## [RECORDS PROVIDED]
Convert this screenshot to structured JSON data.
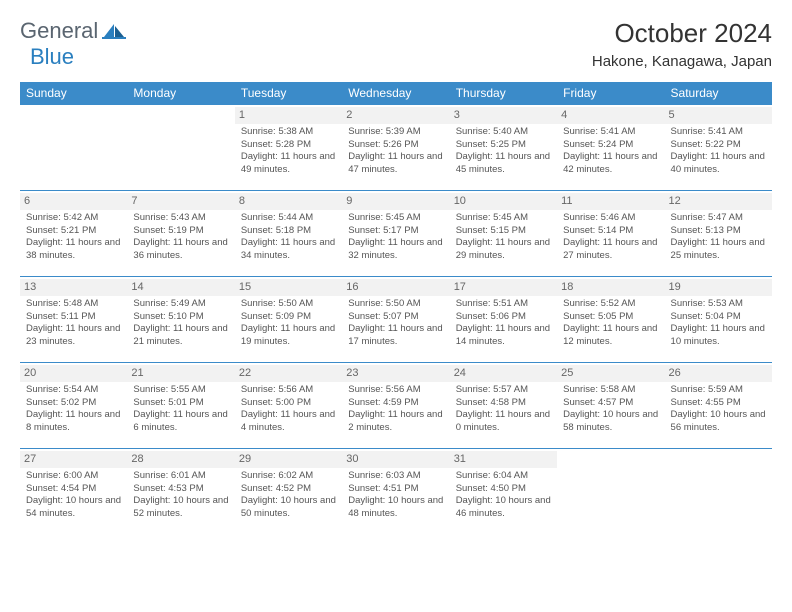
{
  "brand": {
    "general": "General",
    "blue": "Blue"
  },
  "title": "October 2024",
  "location": "Hakone, Kanagawa, Japan",
  "colors": {
    "header_bg": "#3b8bc9",
    "header_text": "#ffffff",
    "daynum_bg": "#f2f2f2",
    "cell_border": "#3b8bc9",
    "text": "#555555",
    "logo_gray": "#5a6570",
    "logo_blue": "#2a7fbf"
  },
  "weekdays": [
    "Sunday",
    "Monday",
    "Tuesday",
    "Wednesday",
    "Thursday",
    "Friday",
    "Saturday"
  ],
  "weeks": [
    [
      null,
      null,
      {
        "n": "1",
        "sr": "5:38 AM",
        "ss": "5:28 PM",
        "dl": "11 hours and 49 minutes."
      },
      {
        "n": "2",
        "sr": "5:39 AM",
        "ss": "5:26 PM",
        "dl": "11 hours and 47 minutes."
      },
      {
        "n": "3",
        "sr": "5:40 AM",
        "ss": "5:25 PM",
        "dl": "11 hours and 45 minutes."
      },
      {
        "n": "4",
        "sr": "5:41 AM",
        "ss": "5:24 PM",
        "dl": "11 hours and 42 minutes."
      },
      {
        "n": "5",
        "sr": "5:41 AM",
        "ss": "5:22 PM",
        "dl": "11 hours and 40 minutes."
      }
    ],
    [
      {
        "n": "6",
        "sr": "5:42 AM",
        "ss": "5:21 PM",
        "dl": "11 hours and 38 minutes."
      },
      {
        "n": "7",
        "sr": "5:43 AM",
        "ss": "5:19 PM",
        "dl": "11 hours and 36 minutes."
      },
      {
        "n": "8",
        "sr": "5:44 AM",
        "ss": "5:18 PM",
        "dl": "11 hours and 34 minutes."
      },
      {
        "n": "9",
        "sr": "5:45 AM",
        "ss": "5:17 PM",
        "dl": "11 hours and 32 minutes."
      },
      {
        "n": "10",
        "sr": "5:45 AM",
        "ss": "5:15 PM",
        "dl": "11 hours and 29 minutes."
      },
      {
        "n": "11",
        "sr": "5:46 AM",
        "ss": "5:14 PM",
        "dl": "11 hours and 27 minutes."
      },
      {
        "n": "12",
        "sr": "5:47 AM",
        "ss": "5:13 PM",
        "dl": "11 hours and 25 minutes."
      }
    ],
    [
      {
        "n": "13",
        "sr": "5:48 AM",
        "ss": "5:11 PM",
        "dl": "11 hours and 23 minutes."
      },
      {
        "n": "14",
        "sr": "5:49 AM",
        "ss": "5:10 PM",
        "dl": "11 hours and 21 minutes."
      },
      {
        "n": "15",
        "sr": "5:50 AM",
        "ss": "5:09 PM",
        "dl": "11 hours and 19 minutes."
      },
      {
        "n": "16",
        "sr": "5:50 AM",
        "ss": "5:07 PM",
        "dl": "11 hours and 17 minutes."
      },
      {
        "n": "17",
        "sr": "5:51 AM",
        "ss": "5:06 PM",
        "dl": "11 hours and 14 minutes."
      },
      {
        "n": "18",
        "sr": "5:52 AM",
        "ss": "5:05 PM",
        "dl": "11 hours and 12 minutes."
      },
      {
        "n": "19",
        "sr": "5:53 AM",
        "ss": "5:04 PM",
        "dl": "11 hours and 10 minutes."
      }
    ],
    [
      {
        "n": "20",
        "sr": "5:54 AM",
        "ss": "5:02 PM",
        "dl": "11 hours and 8 minutes."
      },
      {
        "n": "21",
        "sr": "5:55 AM",
        "ss": "5:01 PM",
        "dl": "11 hours and 6 minutes."
      },
      {
        "n": "22",
        "sr": "5:56 AM",
        "ss": "5:00 PM",
        "dl": "11 hours and 4 minutes."
      },
      {
        "n": "23",
        "sr": "5:56 AM",
        "ss": "4:59 PM",
        "dl": "11 hours and 2 minutes."
      },
      {
        "n": "24",
        "sr": "5:57 AM",
        "ss": "4:58 PM",
        "dl": "11 hours and 0 minutes."
      },
      {
        "n": "25",
        "sr": "5:58 AM",
        "ss": "4:57 PM",
        "dl": "10 hours and 58 minutes."
      },
      {
        "n": "26",
        "sr": "5:59 AM",
        "ss": "4:55 PM",
        "dl": "10 hours and 56 minutes."
      }
    ],
    [
      {
        "n": "27",
        "sr": "6:00 AM",
        "ss": "4:54 PM",
        "dl": "10 hours and 54 minutes."
      },
      {
        "n": "28",
        "sr": "6:01 AM",
        "ss": "4:53 PM",
        "dl": "10 hours and 52 minutes."
      },
      {
        "n": "29",
        "sr": "6:02 AM",
        "ss": "4:52 PM",
        "dl": "10 hours and 50 minutes."
      },
      {
        "n": "30",
        "sr": "6:03 AM",
        "ss": "4:51 PM",
        "dl": "10 hours and 48 minutes."
      },
      {
        "n": "31",
        "sr": "6:04 AM",
        "ss": "4:50 PM",
        "dl": "10 hours and 46 minutes."
      },
      null,
      null
    ]
  ],
  "labels": {
    "sunrise": "Sunrise: ",
    "sunset": "Sunset: ",
    "daylight": "Daylight: "
  }
}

## [DIRECTIVE]
Please repeat the entries exactly. Do not include the pictures.

## [SOLUTION TO THIS PROBLEM]
Convert this screenshot to structured JSON data.
{
  "brand": {
    "general": "General",
    "blue": "Blue"
  },
  "title": "October 2024",
  "location": "Hakone, Kanagawa, Japan",
  "colors": {
    "header_bg": "#3b8bc9",
    "header_text": "#ffffff",
    "daynum_bg": "#f2f2f2",
    "cell_border": "#3b8bc9",
    "text": "#555555",
    "logo_gray": "#5a6570",
    "logo_blue": "#2a7fbf"
  },
  "weekdays": [
    "Sunday",
    "Monday",
    "Tuesday",
    "Wednesday",
    "Thursday",
    "Friday",
    "Saturday"
  ],
  "weeks": [
    [
      null,
      null,
      {
        "n": "1",
        "sr": "5:38 AM",
        "ss": "5:28 PM",
        "dl": "11 hours and 49 minutes."
      },
      {
        "n": "2",
        "sr": "5:39 AM",
        "ss": "5:26 PM",
        "dl": "11 hours and 47 minutes."
      },
      {
        "n": "3",
        "sr": "5:40 AM",
        "ss": "5:25 PM",
        "dl": "11 hours and 45 minutes."
      },
      {
        "n": "4",
        "sr": "5:41 AM",
        "ss": "5:24 PM",
        "dl": "11 hours and 42 minutes."
      },
      {
        "n": "5",
        "sr": "5:41 AM",
        "ss": "5:22 PM",
        "dl": "11 hours and 40 minutes."
      }
    ],
    [
      {
        "n": "6",
        "sr": "5:42 AM",
        "ss": "5:21 PM",
        "dl": "11 hours and 38 minutes."
      },
      {
        "n": "7",
        "sr": "5:43 AM",
        "ss": "5:19 PM",
        "dl": "11 hours and 36 minutes."
      },
      {
        "n": "8",
        "sr": "5:44 AM",
        "ss": "5:18 PM",
        "dl": "11 hours and 34 minutes."
      },
      {
        "n": "9",
        "sr": "5:45 AM",
        "ss": "5:17 PM",
        "dl": "11 hours and 32 minutes."
      },
      {
        "n": "10",
        "sr": "5:45 AM",
        "ss": "5:15 PM",
        "dl": "11 hours and 29 minutes."
      },
      {
        "n": "11",
        "sr": "5:46 AM",
        "ss": "5:14 PM",
        "dl": "11 hours and 27 minutes."
      },
      {
        "n": "12",
        "sr": "5:47 AM",
        "ss": "5:13 PM",
        "dl": "11 hours and 25 minutes."
      }
    ],
    [
      {
        "n": "13",
        "sr": "5:48 AM",
        "ss": "5:11 PM",
        "dl": "11 hours and 23 minutes."
      },
      {
        "n": "14",
        "sr": "5:49 AM",
        "ss": "5:10 PM",
        "dl": "11 hours and 21 minutes."
      },
      {
        "n": "15",
        "sr": "5:50 AM",
        "ss": "5:09 PM",
        "dl": "11 hours and 19 minutes."
      },
      {
        "n": "16",
        "sr": "5:50 AM",
        "ss": "5:07 PM",
        "dl": "11 hours and 17 minutes."
      },
      {
        "n": "17",
        "sr": "5:51 AM",
        "ss": "5:06 PM",
        "dl": "11 hours and 14 minutes."
      },
      {
        "n": "18",
        "sr": "5:52 AM",
        "ss": "5:05 PM",
        "dl": "11 hours and 12 minutes."
      },
      {
        "n": "19",
        "sr": "5:53 AM",
        "ss": "5:04 PM",
        "dl": "11 hours and 10 minutes."
      }
    ],
    [
      {
        "n": "20",
        "sr": "5:54 AM",
        "ss": "5:02 PM",
        "dl": "11 hours and 8 minutes."
      },
      {
        "n": "21",
        "sr": "5:55 AM",
        "ss": "5:01 PM",
        "dl": "11 hours and 6 minutes."
      },
      {
        "n": "22",
        "sr": "5:56 AM",
        "ss": "5:00 PM",
        "dl": "11 hours and 4 minutes."
      },
      {
        "n": "23",
        "sr": "5:56 AM",
        "ss": "4:59 PM",
        "dl": "11 hours and 2 minutes."
      },
      {
        "n": "24",
        "sr": "5:57 AM",
        "ss": "4:58 PM",
        "dl": "11 hours and 0 minutes."
      },
      {
        "n": "25",
        "sr": "5:58 AM",
        "ss": "4:57 PM",
        "dl": "10 hours and 58 minutes."
      },
      {
        "n": "26",
        "sr": "5:59 AM",
        "ss": "4:55 PM",
        "dl": "10 hours and 56 minutes."
      }
    ],
    [
      {
        "n": "27",
        "sr": "6:00 AM",
        "ss": "4:54 PM",
        "dl": "10 hours and 54 minutes."
      },
      {
        "n": "28",
        "sr": "6:01 AM",
        "ss": "4:53 PM",
        "dl": "10 hours and 52 minutes."
      },
      {
        "n": "29",
        "sr": "6:02 AM",
        "ss": "4:52 PM",
        "dl": "10 hours and 50 minutes."
      },
      {
        "n": "30",
        "sr": "6:03 AM",
        "ss": "4:51 PM",
        "dl": "10 hours and 48 minutes."
      },
      {
        "n": "31",
        "sr": "6:04 AM",
        "ss": "4:50 PM",
        "dl": "10 hours and 46 minutes."
      },
      null,
      null
    ]
  ],
  "labels": {
    "sunrise": "Sunrise: ",
    "sunset": "Sunset: ",
    "daylight": "Daylight: "
  }
}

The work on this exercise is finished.